_Dataset records_.
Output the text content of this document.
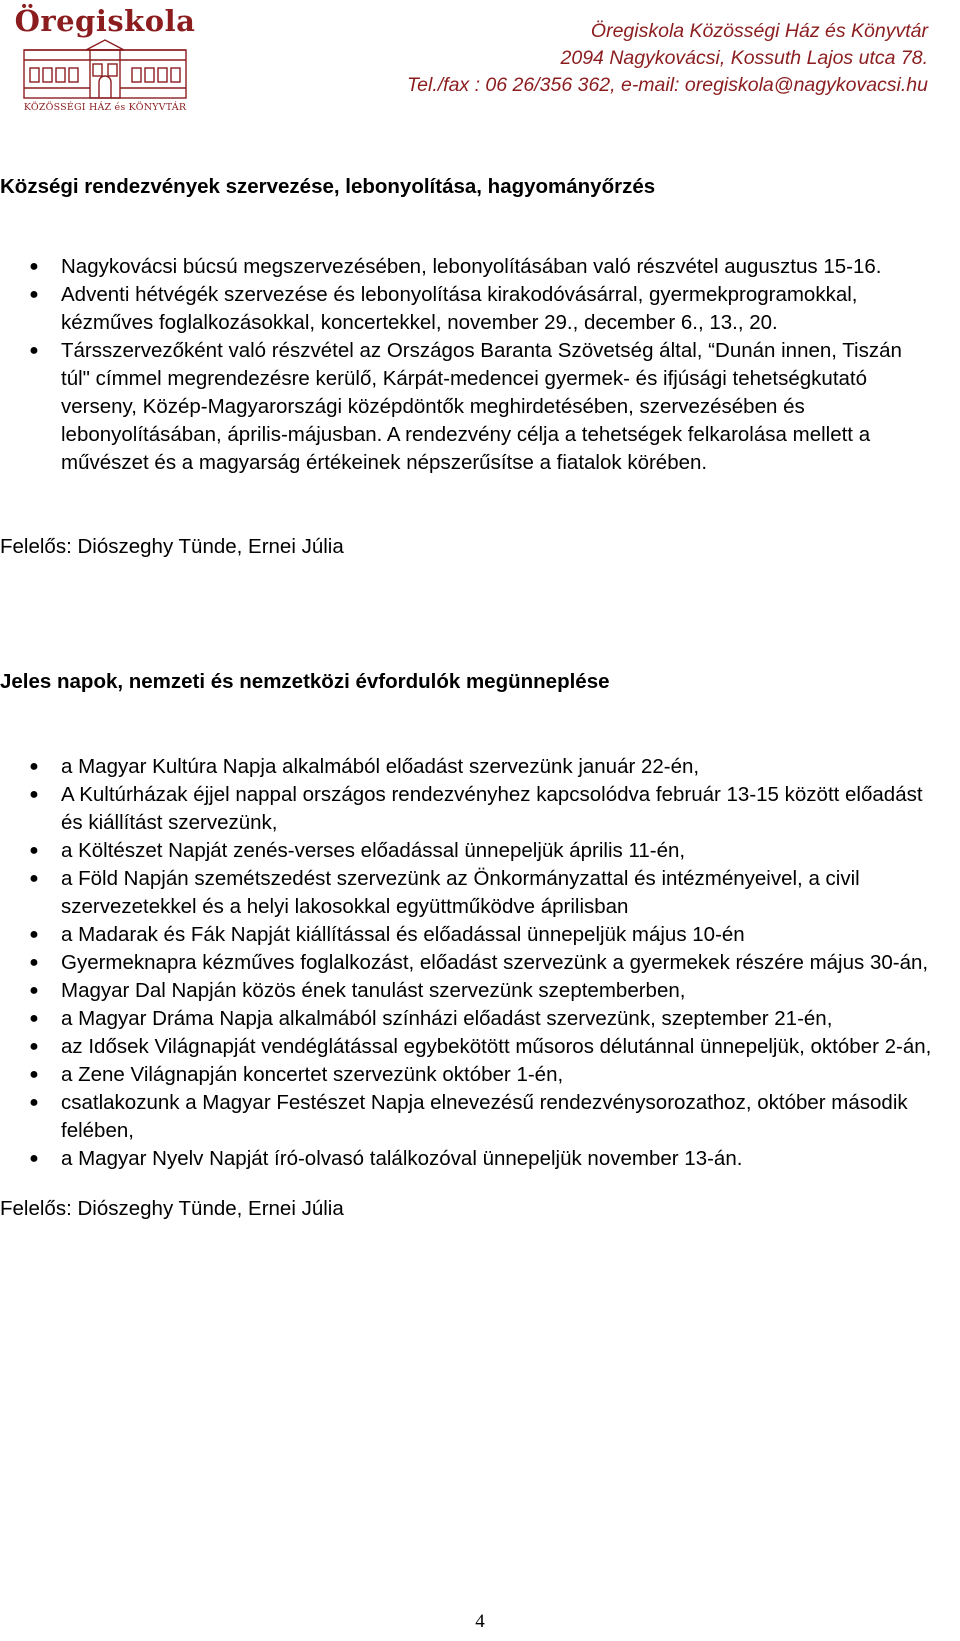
Öregiskola
KÖZÖSSÉGI HÁZ és KÖNYVTÁR
Öregiskola Közösségi Ház és Könyvtár
2094 Nagykovácsi, Kossuth Lajos utca 78.
Tel./fax : 06 26/356 362, e-mail: oregiskola@nagykovacsi.hu
Községi rendezvények szervezése, lebonyolítása, hagyományőrzés
● Nagykovácsi búcsú megszervezésében, lebonyolításában való részvétel augusztus 15-16.
● Adventi hétvégék szervezése és lebonyolítása kirakodóvásárral, gyermekprogramokkal, kézműves foglalkozásokkal, koncertekkel, november 29., december 6., 13., 20.
● Társszervezőként való részvétel az Országos Baranta Szövetség által, “Dunán innen, Tiszán túl" címmel megrendezésre kerülő, Kárpát-medencei gyermek- és ifjúsági tehetségkutató verseny, Közép-Magyarországi középdöntők meghirdetésében, szervezésében és lebonyolításában, április-májusban. A rendezvény célja a tehetségek felkarolása mellett a művészet és a magyarság értékeinek népszerűsítse a fiatalok körében.
Felelős: Diószeghy Tünde, Ernei Júlia
Jeles napok, nemzeti és nemzetközi évfordulók megünneplése
● a Magyar Kultúra Napja alkalmából előadást szervezünk január 22-én,
● A Kultúrházak éjjel nappal országos rendezvényhez kapcsolódva február 13-15 között előadást és kiállítást szervezünk,
● a Költészet Napját zenés-verses előadással ünnepeljük április 11-én,
● a Föld Napján szemétszedést szervezünk az Önkormányzattal és intézményeivel, a civil szervezetekkel és a helyi lakosokkal együttműködve áprilisban
● a Madarak és Fák Napját kiállítással és előadással ünnepeljük május 10-én
● Gyermeknapra kézműves foglalkozást, előadást szervezünk a gyermekek részére május 30-án,
● Magyar Dal Napján közös ének tanulást szervezünk szeptemberben,
● a Magyar Dráma Napja alkalmából színházi előadást szervezünk, szeptember 21-én,
● az Idősek Világnapját vendéglátással egybekötött műsoros délutánnal ünnepeljük, október 2-án,
● a Zene Világnapján koncertet szervezünk október 1-én,
● csatlakozunk a Magyar Festészet Napja elnevezésű rendezvénysorozathoz, október második felében,
● a Magyar Nyelv Napját író-olvasó találkozóval ünnepeljük november 13-án.
Felelős: Diószeghy Tünde, Ernei Júlia
4
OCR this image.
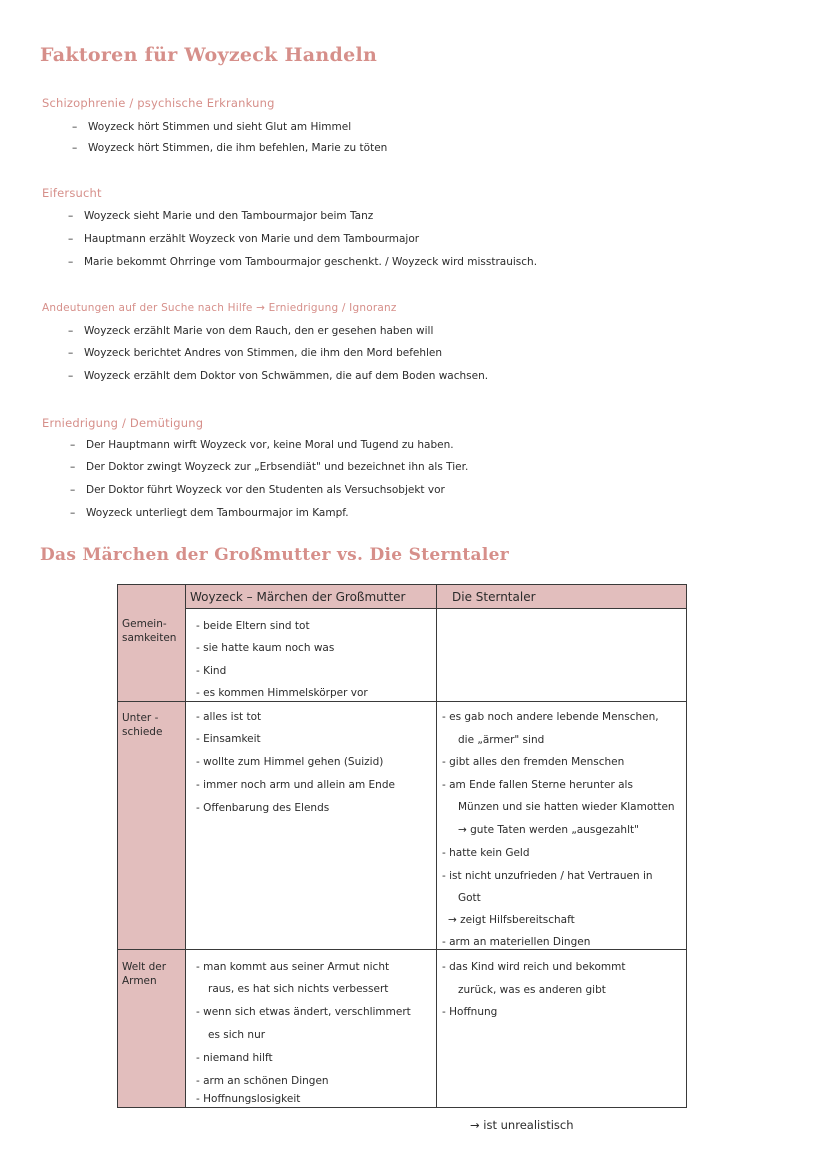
Faktoren für Woyzeck Handeln
Schizophrenie / psychische Erkrankung
– Woyzeck hört Stimmen und sieht Glut am Himmel
– Woyzeck hört Stimmen, die ihm befehlen, Marie zu töten
Eifersucht
– Woyzeck sieht Marie und den Tambourmajor beim Tanz
– Hauptmann erzählt Woyzeck von Marie und dem Tambourmajor
– Marie bekommt Ohrringe vom Tambourmajor geschenkt. / Woyzeck wird misstrauisch.
Andeutungen auf der Suche nach Hilfe → Erniedrigung / Ignoranz
– Woyzeck erzählt Marie von dem Rauch, den er gesehen haben will
– Woyzeck berichtet Andres von Stimmen, die ihm den Mord befehlen
– Woyzeck erzählt dem Doktor von Schwämmen, die auf dem Boden wachsen.
Erniedrigung / Demütigung
– Der Hauptmann wirft Woyzeck vor, keine Moral und Tugend zu haben.
– Der Doktor zwingt Woyzeck zur „Erbsendiät" und bezeichnet ihn als Tier.
– Der Doktor führt Woyzeck vor den Studenten als Versuchsobjekt vor
– Woyzeck unterliegt dem Tambourmajor im Kampf.
Das Märchen der Großmutter vs. Die Sterntaler
Woyzeck – Märchen der Großmutter	Die Sterntaler
Gemein-
samkeiten
- beide Eltern sind tot
- sie hatte kaum noch was
- Kind
- es kommen Himmelskörper vor
Unter -
schiede
- alles ist tot
- Einsamkeit
- wollte zum Himmel gehen (Suizid)
- immer noch arm und allein am Ende
- Offenbarung des Elends
- es gab noch andere lebende Menschen,
die „ärmer" sind
- gibt alles den fremden Menschen
- am Ende fallen Sterne herunter als
Münzen und sie hatten wieder Klamotten
→ gute Taten werden „ausgezahlt"
- hatte kein Geld
- ist nicht unzufrieden / hat Vertrauen in
Gott
→ zeigt Hilfsbereitschaft
- arm an materiellen Dingen
Welt der
Armen
- man kommt aus seiner Armut nicht
raus, es hat sich nichts verbessert
- wenn sich etwas ändert, verschlimmert
es sich nur
- niemand hilft
- arm an schönen Dingen
- Hoffnungslosigkeit
- das Kind wird reich und bekommt
zurück, was es anderen gibt
- Hoffnung
→ ist unrealistisch
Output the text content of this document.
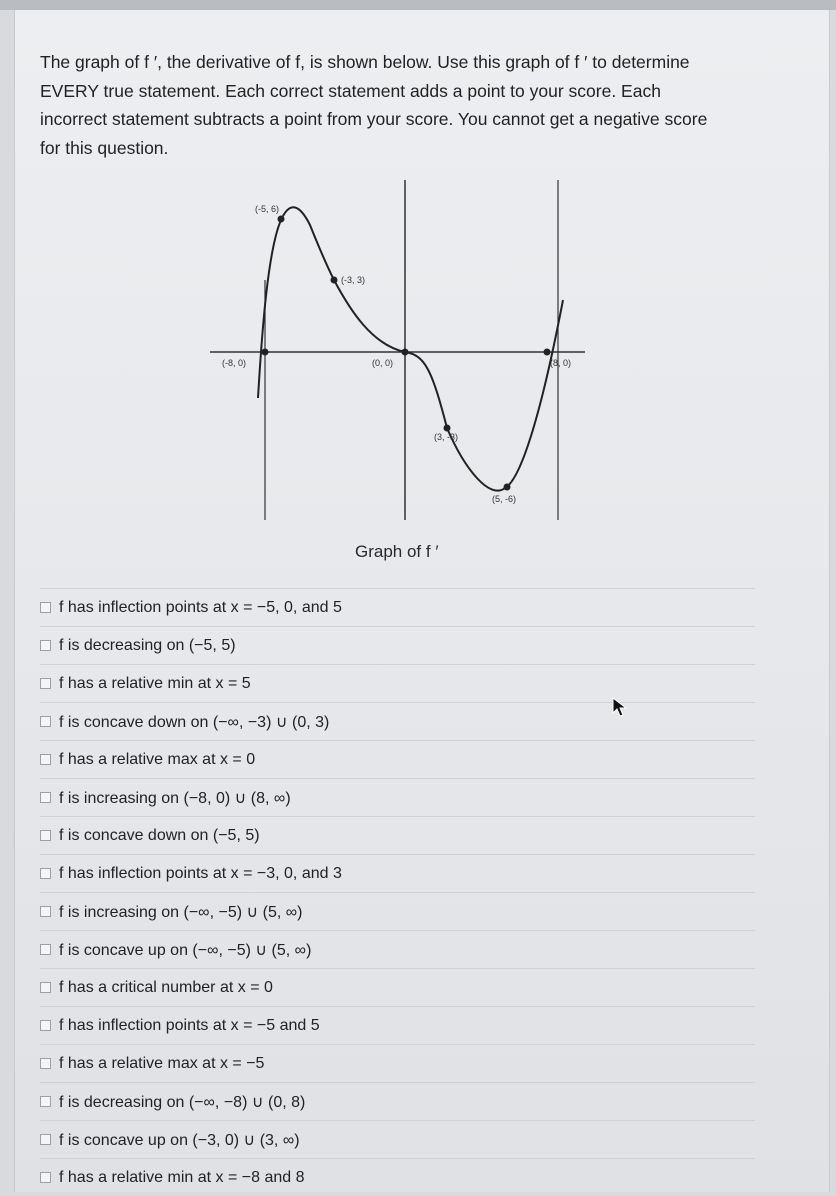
The graph of f ′, the derivative of f, is shown below. Use this graph of f ′ to determine
EVERY true statement. Each correct statement adds a point to your score. Each
incorrect statement subtracts a point from your score. You cannot get a negative score
for this question.
(-5, 6)
(-3, 3)
(-8, 0)	(0, 0)	(8, 0)
(3, -3)
(5, -6)
Graph of f ′
f has inflection points at x = −5, 0, and 5
f is decreasing on (−5, 5)
f has a relative min at x = 5
f is concave down on (−∞, −3) ∪ (0, 3)
f has a relative max at x = 0
f is increasing on (−8, 0) ∪ (8, ∞)
f is concave down on (−5, 5)
f has inflection points at x = −3, 0, and 3
f is increasing on (−∞, −5) ∪ (5, ∞)
f is concave up on (−∞, −5) ∪ (5, ∞)
f has a critical number at x = 0
f has inflection points at x = −5 and 5
f has a relative max at x = −5
f is decreasing on (−∞, −8) ∪ (0, 8)
f is concave up on (−3, 0) ∪ (3, ∞)
f has a relative min at x = −8 and 8
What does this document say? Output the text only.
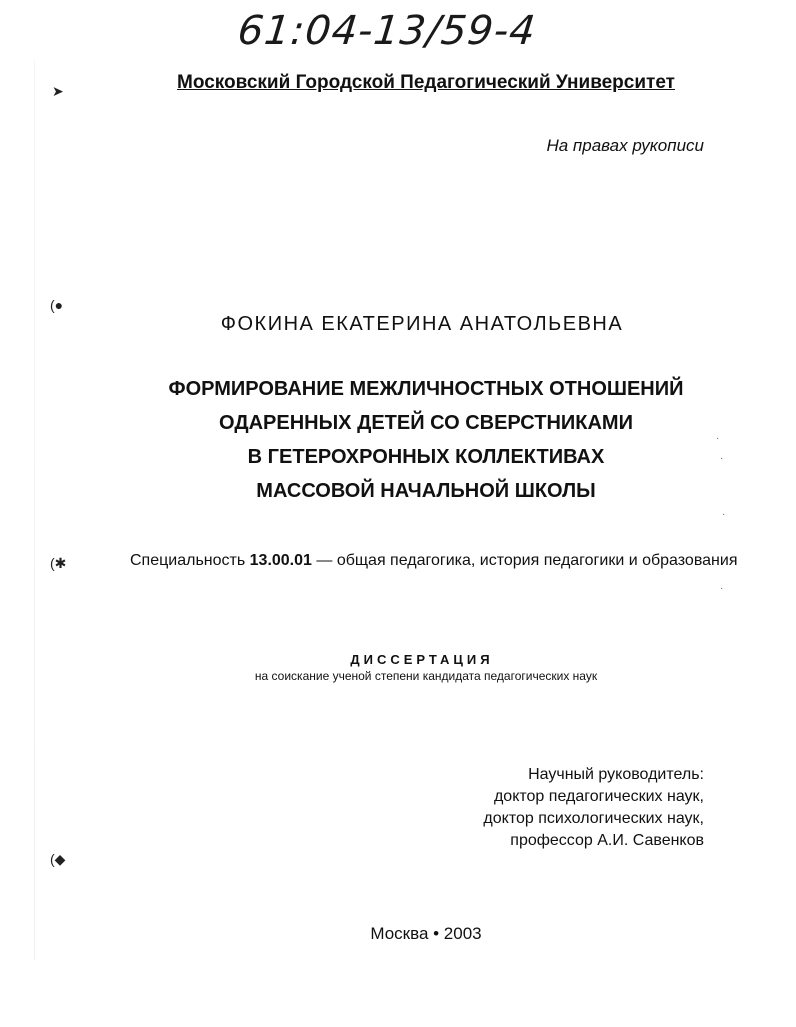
61:04-13/59-4
Московский Городской Педагогический Университет
На правах рукописи
ФОКИНА ЕКАТЕРИНА АНАТОЛЬЕВНА
ФОРМИРОВАНИЕ МЕЖЛИЧНОСТНЫХ ОТНОШЕНИЙ
ОДАРЕННЫХ ДЕТЕЙ СО СВЕРСТНИКАМИ
В ГЕТЕРОХРОННЫХ КОЛЛЕКТИВАХ
МАССОВОЙ НАЧАЛЬНОЙ ШКОЛЫ
Специальность 13.00.01 — общая педагогика, история педагогики и образования
ДИССЕРТАЦИЯ
на соискание ученой степени кандидата педагогических наук
Научный руководитель:
доктор педагогических наук,
доктор психологических наук,
профессор А.И. Савенков
Москва • 2003
➤
(●
(✱
(◆
·
·
·
·
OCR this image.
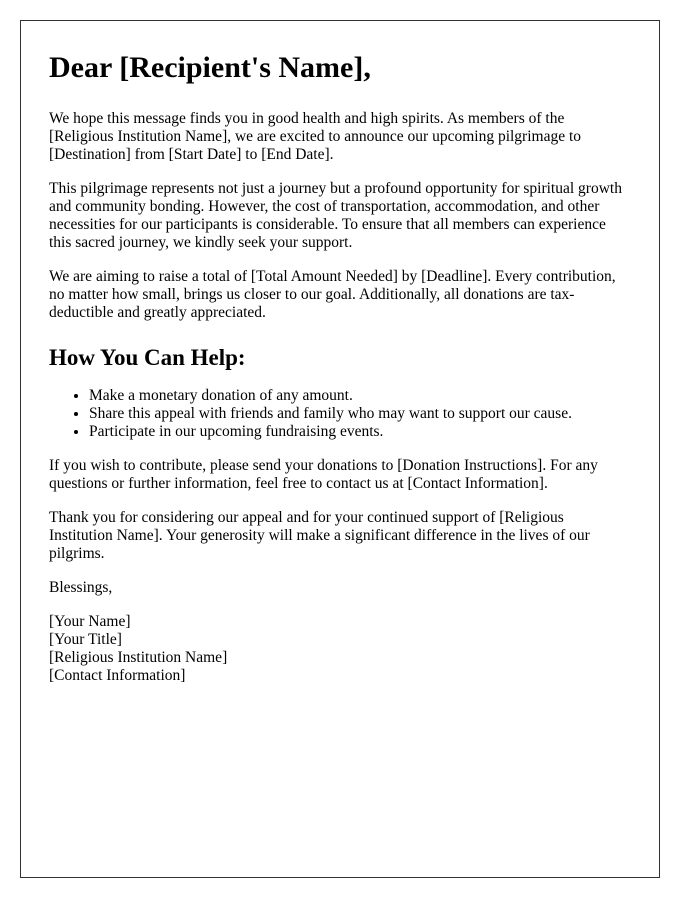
Dear [Recipient's Name],

We hope this message finds you in good health and high spirits. As members of the [Religious Institution Name], we are excited to announce our upcoming pilgrimage to [Destination] from [Start Date] to [End Date].

This pilgrimage represents not just a journey but a profound opportunity for spiritual growth and community bonding. However, the cost of transportation, accommodation, and other necessities for our participants is considerable. To ensure that all members can experience this sacred journey, we kindly seek your support.

We are aiming to raise a total of [Total Amount Needed] by [Deadline]. Every contribution, no matter how small, brings us closer to our goal. Additionally, all donations are tax-deductible and greatly appreciated.

How You Can Help:
• Make a monetary donation of any amount.
• Share this appeal with friends and family who may want to support our cause.
• Participate in our upcoming fundraising events.

If you wish to contribute, please send your donations to [Donation Instructions]. For any questions or further information, feel free to contact us at [Contact Information].

Thank you for considering our appeal and for your continued support of [Religious Institution Name]. Your generosity will make a significant difference in the lives of our pilgrims.

Blessings,

[Your Name]
[Your Title]
[Religious Institution Name]
[Contact Information]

_Task prompt_.
Say the number of lines in the listing that hold "Märchen", with no added words.

_Full response_.
2